» Written exercise
Copy out every line of the listing below character for character, with no changes.

────────────────────

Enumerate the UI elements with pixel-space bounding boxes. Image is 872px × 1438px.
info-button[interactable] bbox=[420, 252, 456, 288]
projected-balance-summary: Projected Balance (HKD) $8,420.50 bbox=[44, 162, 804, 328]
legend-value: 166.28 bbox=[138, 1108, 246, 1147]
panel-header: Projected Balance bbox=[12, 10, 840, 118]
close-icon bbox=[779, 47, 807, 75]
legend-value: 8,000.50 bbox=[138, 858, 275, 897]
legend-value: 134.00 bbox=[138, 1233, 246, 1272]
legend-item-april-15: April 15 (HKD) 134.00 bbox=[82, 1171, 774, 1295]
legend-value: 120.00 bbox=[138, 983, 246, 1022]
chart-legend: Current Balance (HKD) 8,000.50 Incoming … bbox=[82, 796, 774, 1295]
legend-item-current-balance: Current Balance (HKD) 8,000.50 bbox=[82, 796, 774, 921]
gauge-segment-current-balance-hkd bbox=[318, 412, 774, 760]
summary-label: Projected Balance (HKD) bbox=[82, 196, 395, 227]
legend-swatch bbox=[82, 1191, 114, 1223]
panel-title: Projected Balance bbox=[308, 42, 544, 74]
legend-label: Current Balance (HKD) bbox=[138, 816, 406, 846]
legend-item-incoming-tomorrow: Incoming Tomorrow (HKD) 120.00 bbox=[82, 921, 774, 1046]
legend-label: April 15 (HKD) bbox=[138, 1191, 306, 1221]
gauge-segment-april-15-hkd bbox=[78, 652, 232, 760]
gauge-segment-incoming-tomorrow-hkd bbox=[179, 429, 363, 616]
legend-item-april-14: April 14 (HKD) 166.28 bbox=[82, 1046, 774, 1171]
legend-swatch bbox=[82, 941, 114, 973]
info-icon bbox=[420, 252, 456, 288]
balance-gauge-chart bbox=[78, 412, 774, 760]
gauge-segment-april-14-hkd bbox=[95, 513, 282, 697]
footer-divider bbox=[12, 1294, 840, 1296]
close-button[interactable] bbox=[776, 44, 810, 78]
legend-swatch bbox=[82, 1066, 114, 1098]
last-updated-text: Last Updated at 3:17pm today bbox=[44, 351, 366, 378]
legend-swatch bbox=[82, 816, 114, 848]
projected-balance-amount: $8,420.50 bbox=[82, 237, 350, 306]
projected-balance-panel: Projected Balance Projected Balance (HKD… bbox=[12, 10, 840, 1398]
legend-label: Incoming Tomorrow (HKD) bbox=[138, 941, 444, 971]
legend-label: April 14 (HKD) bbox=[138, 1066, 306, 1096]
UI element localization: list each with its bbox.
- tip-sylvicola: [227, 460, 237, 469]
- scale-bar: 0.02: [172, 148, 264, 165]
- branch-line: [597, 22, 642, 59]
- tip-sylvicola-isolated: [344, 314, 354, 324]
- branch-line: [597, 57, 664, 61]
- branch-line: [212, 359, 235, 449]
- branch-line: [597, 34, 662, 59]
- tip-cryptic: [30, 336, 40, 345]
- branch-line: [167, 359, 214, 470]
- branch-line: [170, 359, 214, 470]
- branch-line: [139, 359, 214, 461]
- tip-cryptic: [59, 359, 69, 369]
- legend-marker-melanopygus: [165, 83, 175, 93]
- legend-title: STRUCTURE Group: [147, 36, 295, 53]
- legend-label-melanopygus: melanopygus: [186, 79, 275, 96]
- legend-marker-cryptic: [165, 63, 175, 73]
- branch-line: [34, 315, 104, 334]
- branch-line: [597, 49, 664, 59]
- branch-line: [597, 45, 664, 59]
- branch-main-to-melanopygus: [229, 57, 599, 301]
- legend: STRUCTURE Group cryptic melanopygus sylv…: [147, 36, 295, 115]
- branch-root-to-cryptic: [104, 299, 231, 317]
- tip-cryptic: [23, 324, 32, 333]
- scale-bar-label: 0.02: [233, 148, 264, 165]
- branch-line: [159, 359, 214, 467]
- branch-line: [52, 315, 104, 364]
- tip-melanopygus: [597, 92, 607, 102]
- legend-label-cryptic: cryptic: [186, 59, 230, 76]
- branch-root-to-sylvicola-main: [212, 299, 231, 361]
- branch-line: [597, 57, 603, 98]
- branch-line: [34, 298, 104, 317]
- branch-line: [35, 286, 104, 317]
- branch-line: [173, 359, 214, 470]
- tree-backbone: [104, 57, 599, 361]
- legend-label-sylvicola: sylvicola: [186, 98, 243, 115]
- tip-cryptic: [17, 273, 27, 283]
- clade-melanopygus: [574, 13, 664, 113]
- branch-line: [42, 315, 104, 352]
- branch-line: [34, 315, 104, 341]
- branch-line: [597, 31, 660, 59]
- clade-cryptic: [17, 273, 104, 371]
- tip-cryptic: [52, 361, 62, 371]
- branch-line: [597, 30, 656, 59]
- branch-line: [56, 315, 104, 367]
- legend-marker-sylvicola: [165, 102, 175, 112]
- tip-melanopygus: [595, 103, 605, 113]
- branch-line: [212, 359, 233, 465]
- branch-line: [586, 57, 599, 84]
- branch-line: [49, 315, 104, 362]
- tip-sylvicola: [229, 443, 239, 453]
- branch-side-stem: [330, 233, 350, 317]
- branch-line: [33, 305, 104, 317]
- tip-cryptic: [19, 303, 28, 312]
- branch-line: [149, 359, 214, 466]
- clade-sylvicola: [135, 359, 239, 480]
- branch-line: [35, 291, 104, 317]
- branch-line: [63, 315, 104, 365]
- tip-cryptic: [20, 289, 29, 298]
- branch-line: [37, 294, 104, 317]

────────────────────

» Full solution
Enumerate the UI elements with pixel-space bounding boxes. Image is 872px × 1438px.
info-button[interactable] bbox=[420, 252, 456, 288]
projected-balance-summary: Projected Balance (HKD) $8,420.50 bbox=[44, 162, 804, 328]
legend-value: 166.28 bbox=[138, 1108, 246, 1147]
panel-header: Projected Balance bbox=[12, 10, 840, 118]
close-icon bbox=[779, 47, 807, 75]
legend-value: 8,000.50 bbox=[138, 858, 275, 897]
legend-value: 134.00 bbox=[138, 1233, 246, 1272]
legend-item-april-15: April 15 (HKD) 134.00 bbox=[82, 1171, 774, 1295]
legend-value: 120.00 bbox=[138, 983, 246, 1022]
chart-legend: Current Balance (HKD) 8,000.50 Incoming … bbox=[82, 796, 774, 1295]
legend-item-current-balance: Current Balance (HKD) 8,000.50 bbox=[82, 796, 774, 921]
gauge-segment-current-balance-hkd bbox=[318, 412, 774, 760]
summary-label: Projected Balance (HKD) bbox=[82, 196, 395, 227]
legend-swatch bbox=[82, 1191, 114, 1223]
panel-title: Projected Balance bbox=[308, 42, 544, 74]
legend-label: Current Balance (HKD) bbox=[138, 816, 406, 846]
legend-item-incoming-tomorrow: Incoming Tomorrow (HKD) 120.00 bbox=[82, 921, 774, 1046]
legend-label: April 15 (HKD) bbox=[138, 1191, 306, 1221]
gauge-segment-april-15-hkd bbox=[78, 652, 232, 760]
gauge-segment-incoming-tomorrow-hkd bbox=[179, 429, 363, 616]
legend-item-april-14: April 14 (HKD) 166.28 bbox=[82, 1046, 774, 1171]
legend-swatch bbox=[82, 941, 114, 973]
info-icon bbox=[420, 252, 456, 288]
balance-gauge-chart bbox=[78, 412, 774, 760]
gauge-segment-april-14-hkd bbox=[95, 513, 282, 697]
footer-divider bbox=[12, 1294, 840, 1296]
close-button[interactable] bbox=[776, 44, 810, 78]
legend-swatch bbox=[82, 1066, 114, 1098]
last-updated-text: Last Updated at 3:17pm today bbox=[44, 351, 366, 378]
legend-swatch bbox=[82, 816, 114, 848]
projected-balance-amount: $8,420.50 bbox=[82, 237, 350, 306]
projected-balance-panel: Projected Balance Projected Balance (HKD… bbox=[12, 10, 840, 1398]
legend-label: Incoming Tomorrow (HKD) bbox=[138, 941, 444, 971]
legend-label: April 14 (HKD) bbox=[138, 1066, 306, 1096]
UI element localization: list each with its bbox.
- tip-sylvicola: [227, 460, 237, 469]
- scale-bar: 0.02: [172, 148, 264, 165]
- branch-line: [597, 22, 642, 59]
- tip-sylvicola-isolated: [344, 314, 354, 324]
- branch-line: [597, 57, 664, 61]
- branch-line: [212, 359, 235, 449]
- branch-line: [597, 34, 662, 59]
- tip-cryptic: [30, 336, 40, 345]
- branch-line: [167, 359, 214, 470]
- branch-line: [170, 359, 214, 470]
- branch-line: [139, 359, 214, 461]
- tip-cryptic: [59, 359, 69, 369]
- legend-marker-melanopygus: [165, 83, 175, 93]
- legend-title: STRUCTURE Group: [147, 36, 295, 53]
- legend-label-melanopygus: melanopygus: [186, 79, 275, 96]
- legend-marker-cryptic: [165, 63, 175, 73]
- branch-line: [34, 315, 104, 334]
- branch-line: [597, 49, 664, 59]
- branch-line: [597, 45, 664, 59]
- branch-main-to-melanopygus: [229, 57, 599, 301]
- legend: STRUCTURE Group cryptic melanopygus sylv…: [147, 36, 295, 115]
- branch-root-to-cryptic: [104, 299, 231, 317]
- tip-cryptic: [23, 324, 32, 333]
- scale-bar-label: 0.02: [233, 148, 264, 165]
- branch-line: [159, 359, 214, 467]
- branch-line: [52, 315, 104, 364]
- tip-melanopygus: [597, 92, 607, 102]
- legend-label-cryptic: cryptic: [186, 59, 230, 76]
- branch-root-to-sylvicola-main: [212, 299, 231, 361]
- branch-line: [597, 57, 603, 98]
- branch-line: [34, 298, 104, 317]
- branch-line: [35, 286, 104, 317]
- branch-line: [173, 359, 214, 470]
- tree-backbone: [104, 57, 599, 361]
- legend-label-sylvicola: sylvicola: [186, 98, 243, 115]
- tip-cryptic: [17, 273, 27, 283]
- clade-melanopygus: [574, 13, 664, 113]
- branch-line: [42, 315, 104, 352]
- branch-line: [34, 315, 104, 341]
- branch-line: [597, 31, 660, 59]
- clade-cryptic: [17, 273, 104, 371]
- tip-cryptic: [52, 361, 62, 371]
- branch-line: [597, 30, 656, 59]
- branch-line: [56, 315, 104, 367]
- legend-marker-sylvicola: [165, 102, 175, 112]
- tip-melanopygus: [595, 103, 605, 113]
- branch-line: [212, 359, 233, 465]
- branch-line: [586, 57, 599, 84]
- branch-line: [49, 315, 104, 362]
- tip-sylvicola: [229, 443, 239, 453]
- branch-side-stem: [330, 233, 350, 317]
- branch-line: [33, 305, 104, 317]
- tip-cryptic: [19, 303, 28, 312]
- branch-line: [149, 359, 214, 466]
- clade-sylvicola: [135, 359, 239, 480]
- branch-line: [35, 291, 104, 317]
- branch-line: [63, 315, 104, 365]
- tip-cryptic: [20, 289, 29, 298]
- branch-line: [37, 294, 104, 317]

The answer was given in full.